• [TEXT]:
One river, many competing demands
The Yangtze River Economic Belt stretches across 11 provinces, from steep western mountains to flat eastern plains. It contains about 40% of China’s cropland and produces more than a third of the nation’s grain. At the same time, it is home to some of China’s fastest-growing cities and key ecological reserves. The researchers combined detailed land-use maps from 2000, 2010, and 2020 with climate, terrain, and economic data to understand where cropland is being lost or gained, and what forces are driving those changes across the upper, middle, and lower reaches of the river.

How farms are changing shape and location
Over the last two decades, the overall area of cropland in the region has slowly declined, yet the pace at which land moves into and out of farming has stayed surprisingly balanced. The most common pattern is cropland being converted into built-up land such as cities, roads, and factories, while new cropland is carved out of water-related areas, including reclaimed wetlands or reservoirs. The “center of gravity” of cropland has shifted generally eastward and northward, reflecting the pull of more productive plains and development corridors. In mountain areas, many steep fields have been retired or converted to forest, while in lowland river and lake districts, farmers have intensified use of remaining flat land.
Local patterns: cities, climate, and transport
The study finds that cropland loss clusters around provincial capitals and expanding metropolitan zones like Chengdu, Wuhan, and the Yangtze River Delta. In some places, rapid early urban growth swallowed nearby fields, then slowed once protection rules tightened; in others, encroachment is increasing more recently. In the upper reaches, new highways and railways are a powerful trigger for converting fields to construction land. In the lower reaches, shifts in rainfall and temperature increasingly shape which areas remain suitable for farming. Across the belt, water bodies play a double role: they are often turned into cropland, yet they also stabilize the broader land-use system and are essential for long-term ecological health.

• [STATED GOAL]:
Render this sentence from the text on cropland change along the Yangtze River into Spanish: "In the upper reaches, new highways and railways are a powerful trigger for converting fields to construction land."

• [DATA RECORDS]:
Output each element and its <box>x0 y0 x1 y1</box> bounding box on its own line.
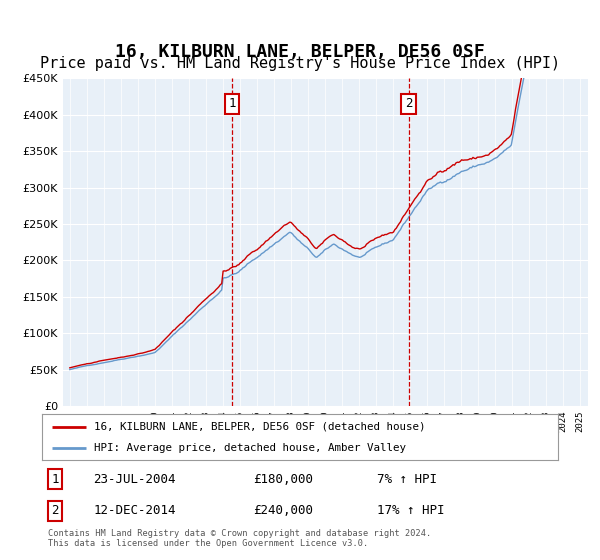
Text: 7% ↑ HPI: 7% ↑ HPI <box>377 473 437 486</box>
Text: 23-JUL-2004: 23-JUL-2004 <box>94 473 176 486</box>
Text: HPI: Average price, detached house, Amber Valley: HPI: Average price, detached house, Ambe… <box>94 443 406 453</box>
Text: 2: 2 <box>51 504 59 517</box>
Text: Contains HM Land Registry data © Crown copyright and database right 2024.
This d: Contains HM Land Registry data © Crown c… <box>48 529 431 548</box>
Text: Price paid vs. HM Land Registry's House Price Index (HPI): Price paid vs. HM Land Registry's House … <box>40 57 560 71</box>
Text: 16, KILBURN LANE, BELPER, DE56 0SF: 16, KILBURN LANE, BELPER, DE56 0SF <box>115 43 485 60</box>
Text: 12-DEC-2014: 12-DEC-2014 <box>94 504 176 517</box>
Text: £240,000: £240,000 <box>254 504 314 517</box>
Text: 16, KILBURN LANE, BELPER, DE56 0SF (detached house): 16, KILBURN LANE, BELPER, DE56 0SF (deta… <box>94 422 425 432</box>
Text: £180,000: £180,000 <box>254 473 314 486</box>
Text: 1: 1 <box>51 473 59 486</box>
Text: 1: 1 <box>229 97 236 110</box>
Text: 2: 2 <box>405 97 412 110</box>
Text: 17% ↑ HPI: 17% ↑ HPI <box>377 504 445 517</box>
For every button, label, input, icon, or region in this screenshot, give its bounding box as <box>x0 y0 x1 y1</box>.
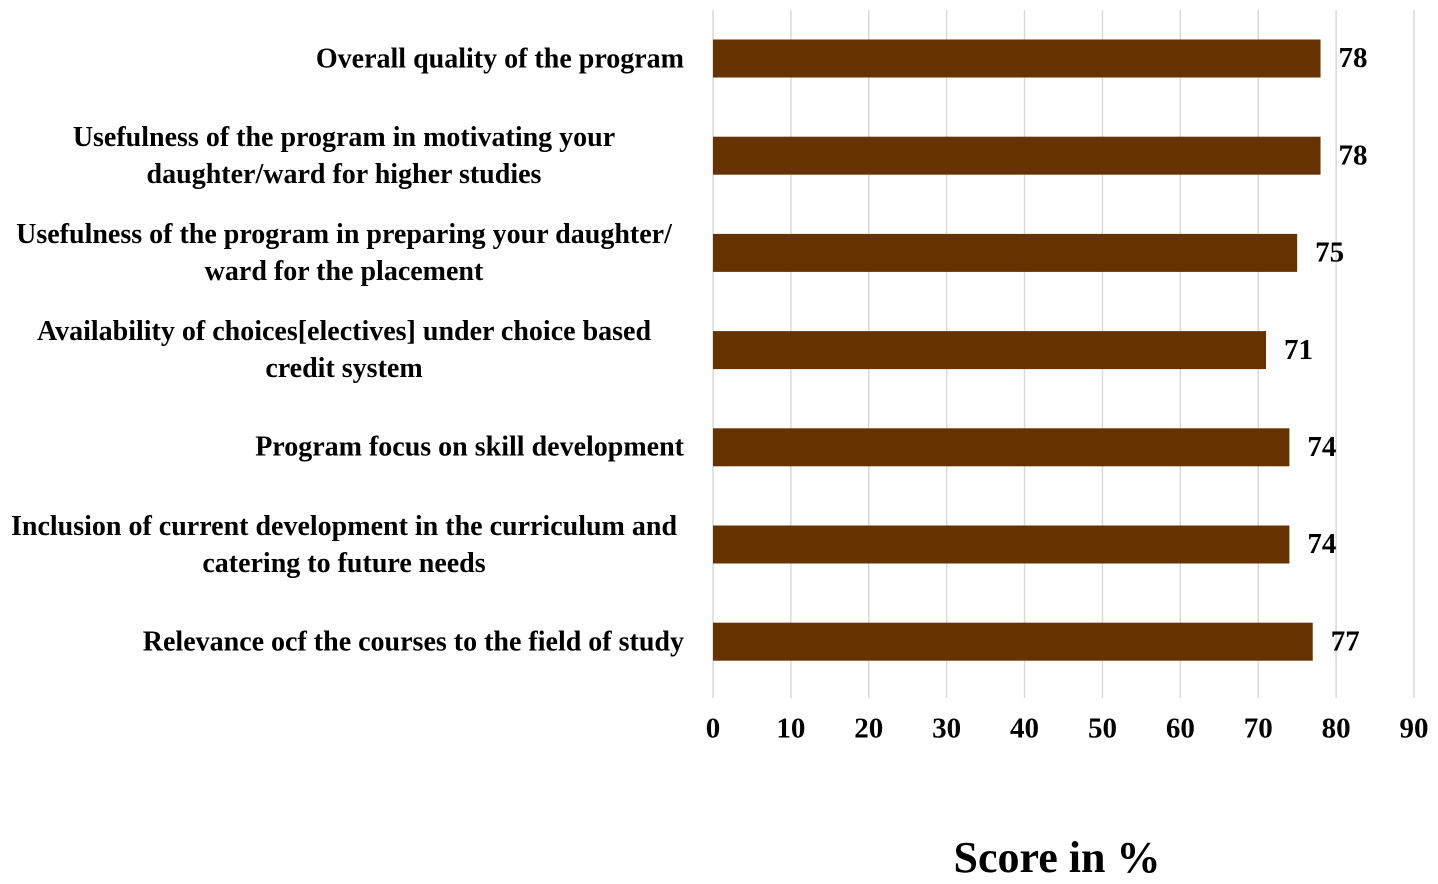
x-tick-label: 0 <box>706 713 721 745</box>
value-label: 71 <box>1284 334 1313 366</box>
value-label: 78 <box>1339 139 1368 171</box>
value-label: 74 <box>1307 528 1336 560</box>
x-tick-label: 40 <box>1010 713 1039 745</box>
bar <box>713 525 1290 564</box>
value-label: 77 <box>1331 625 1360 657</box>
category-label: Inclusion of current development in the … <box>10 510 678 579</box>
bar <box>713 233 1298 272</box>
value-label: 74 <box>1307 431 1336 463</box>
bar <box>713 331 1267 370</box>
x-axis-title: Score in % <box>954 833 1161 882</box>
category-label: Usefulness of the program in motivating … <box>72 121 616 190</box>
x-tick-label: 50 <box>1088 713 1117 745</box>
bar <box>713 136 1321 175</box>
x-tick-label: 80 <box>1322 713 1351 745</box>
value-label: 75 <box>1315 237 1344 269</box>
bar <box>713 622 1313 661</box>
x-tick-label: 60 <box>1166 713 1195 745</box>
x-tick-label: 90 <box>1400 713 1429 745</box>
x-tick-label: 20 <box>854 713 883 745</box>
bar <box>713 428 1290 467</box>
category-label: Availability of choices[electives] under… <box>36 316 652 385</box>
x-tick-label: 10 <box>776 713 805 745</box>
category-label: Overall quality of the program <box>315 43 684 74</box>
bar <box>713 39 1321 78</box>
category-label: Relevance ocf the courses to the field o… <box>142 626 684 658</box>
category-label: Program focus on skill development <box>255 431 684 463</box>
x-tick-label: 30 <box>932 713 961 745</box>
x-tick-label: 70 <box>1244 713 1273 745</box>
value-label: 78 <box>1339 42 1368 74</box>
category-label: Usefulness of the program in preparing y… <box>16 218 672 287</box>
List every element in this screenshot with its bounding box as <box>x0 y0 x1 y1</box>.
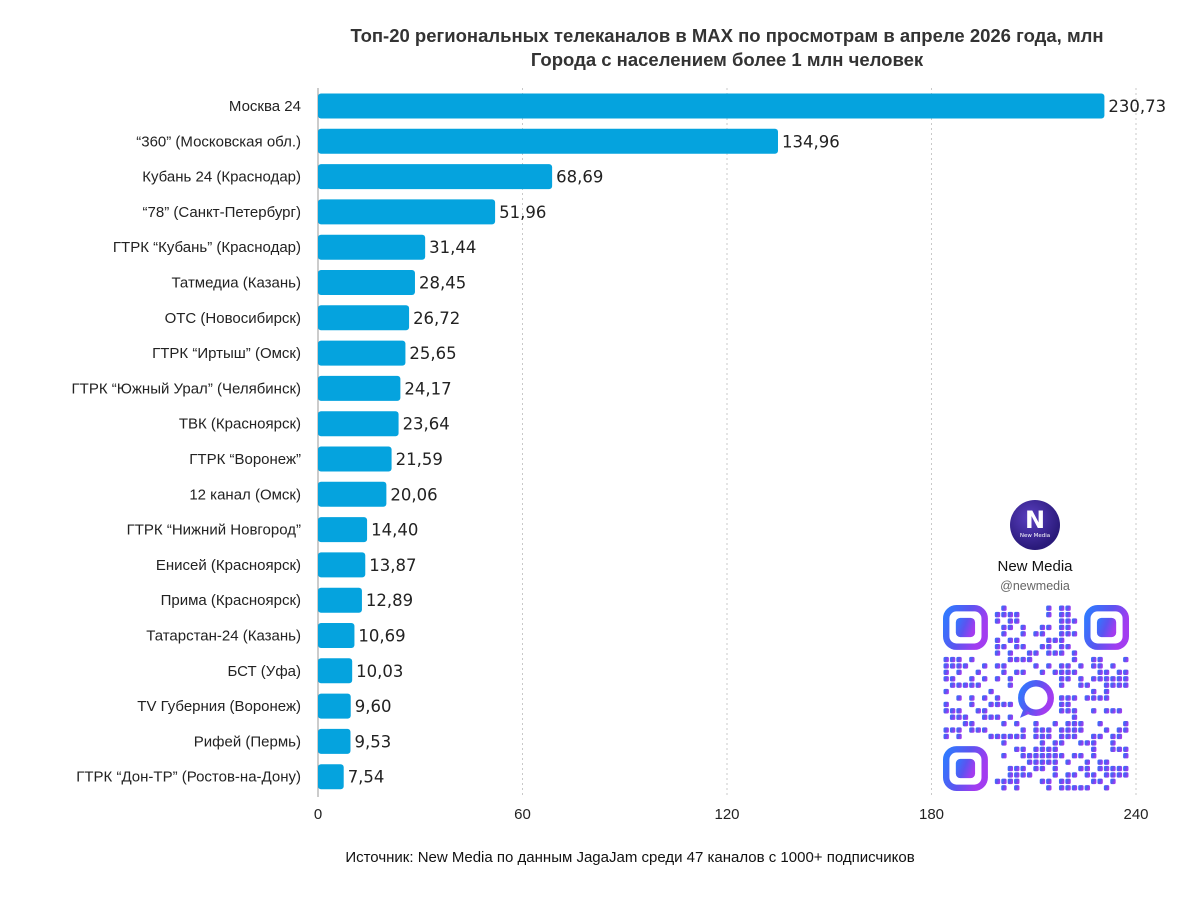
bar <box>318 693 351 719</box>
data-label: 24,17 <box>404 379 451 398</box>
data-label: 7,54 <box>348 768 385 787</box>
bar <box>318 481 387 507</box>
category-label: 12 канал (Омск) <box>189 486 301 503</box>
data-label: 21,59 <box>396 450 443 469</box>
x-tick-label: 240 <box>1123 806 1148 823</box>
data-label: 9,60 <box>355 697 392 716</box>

• [EXERCISE ANSWER]:
En los tramos superiores, las nuevas autopistas y vías férreas son un potente desencadenante de la conversión de campos de cultivo en suelo para construcción.